**Stored records**.
◇ ◇ ◇ ◇ ◇ ◇ ◇

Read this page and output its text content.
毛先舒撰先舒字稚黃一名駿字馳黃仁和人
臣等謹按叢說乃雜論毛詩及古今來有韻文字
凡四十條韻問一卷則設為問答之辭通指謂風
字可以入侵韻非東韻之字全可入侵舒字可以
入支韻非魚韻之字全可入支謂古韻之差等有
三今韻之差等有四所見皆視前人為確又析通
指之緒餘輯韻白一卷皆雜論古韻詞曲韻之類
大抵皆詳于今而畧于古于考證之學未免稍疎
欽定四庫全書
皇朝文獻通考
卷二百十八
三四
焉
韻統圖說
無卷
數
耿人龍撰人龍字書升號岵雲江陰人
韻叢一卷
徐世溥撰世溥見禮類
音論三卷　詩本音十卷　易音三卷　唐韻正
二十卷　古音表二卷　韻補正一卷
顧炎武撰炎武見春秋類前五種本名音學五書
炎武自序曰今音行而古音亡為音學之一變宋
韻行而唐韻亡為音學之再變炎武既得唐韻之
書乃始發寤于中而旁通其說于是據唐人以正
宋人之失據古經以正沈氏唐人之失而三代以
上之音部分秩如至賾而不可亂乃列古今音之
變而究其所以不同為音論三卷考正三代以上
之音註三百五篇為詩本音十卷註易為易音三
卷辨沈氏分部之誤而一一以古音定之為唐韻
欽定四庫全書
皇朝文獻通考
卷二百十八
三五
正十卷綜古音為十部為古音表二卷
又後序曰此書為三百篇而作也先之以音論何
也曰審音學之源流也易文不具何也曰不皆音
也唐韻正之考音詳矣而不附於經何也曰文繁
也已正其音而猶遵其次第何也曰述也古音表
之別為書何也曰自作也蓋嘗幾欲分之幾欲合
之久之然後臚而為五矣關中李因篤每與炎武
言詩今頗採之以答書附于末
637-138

◇ ◇ ◇ ◇ ◇ ◇ ◇

**GIVEN TASK**.
Please copy out each record, character for character.

**ANSWER TO THE PROBLEM**.
Read this page and output its text content.
毛先舒撰先舒字稚黃一名駿字馳黃仁和人
臣等謹按叢說乃雜論毛詩及古今來有韻文字
凡四十條韻問一卷則設為問答之辭通指謂風
字可以入侵韻非東韻之字全可入侵舒字可以
入支韻非魚韻之字全可入支謂古韻之差等有
三今韻之差等有四所見皆視前人為確又析通
指之緒餘輯韻白一卷皆雜論古韻詞曲韻之類
大抵皆詳于今而畧于古于考證之學未免稍疎
欽定四庫全書
皇朝文獻通考
卷二百十八
三四
焉
韻統圖說
無卷
數
耿人龍撰人龍字書升號岵雲江陰人
韻叢一卷
徐世溥撰世溥見禮類
音論三卷　詩本音十卷　易音三卷　唐韻正
二十卷　古音表二卷　韻補正一卷
顧炎武撰炎武見春秋類前五種本名音學五書
炎武自序曰今音行而古音亡為音學之一變宋
韻行而唐韻亡為音學之再變炎武既得唐韻之
書乃始發寤于中而旁通其說于是據唐人以正
宋人之失據古經以正沈氏唐人之失而三代以
上之音部分秩如至賾而不可亂乃列古今音之
變而究其所以不同為音論三卷考正三代以上
之音註三百五篇為詩本音十卷註易為易音三
卷辨沈氏分部之誤而一一以古音定之為唐韻
欽定四庫全書
皇朝文獻通考
卷二百十八
三五
正十卷綜古音為十部為古音表二卷
又後序曰此書為三百篇而作也先之以音論何
也曰審音學之源流也易文不具何也曰不皆音
也唐韻正之考音詳矣而不附於經何也曰文繁
也已正其音而猶遵其次第何也曰述也古音表
之別為書何也曰自作也蓋嘗幾欲分之幾欲合
之久之然後臚而為五矣關中李因篤每與炎武
言詩今頗採之以答書附于末
637-138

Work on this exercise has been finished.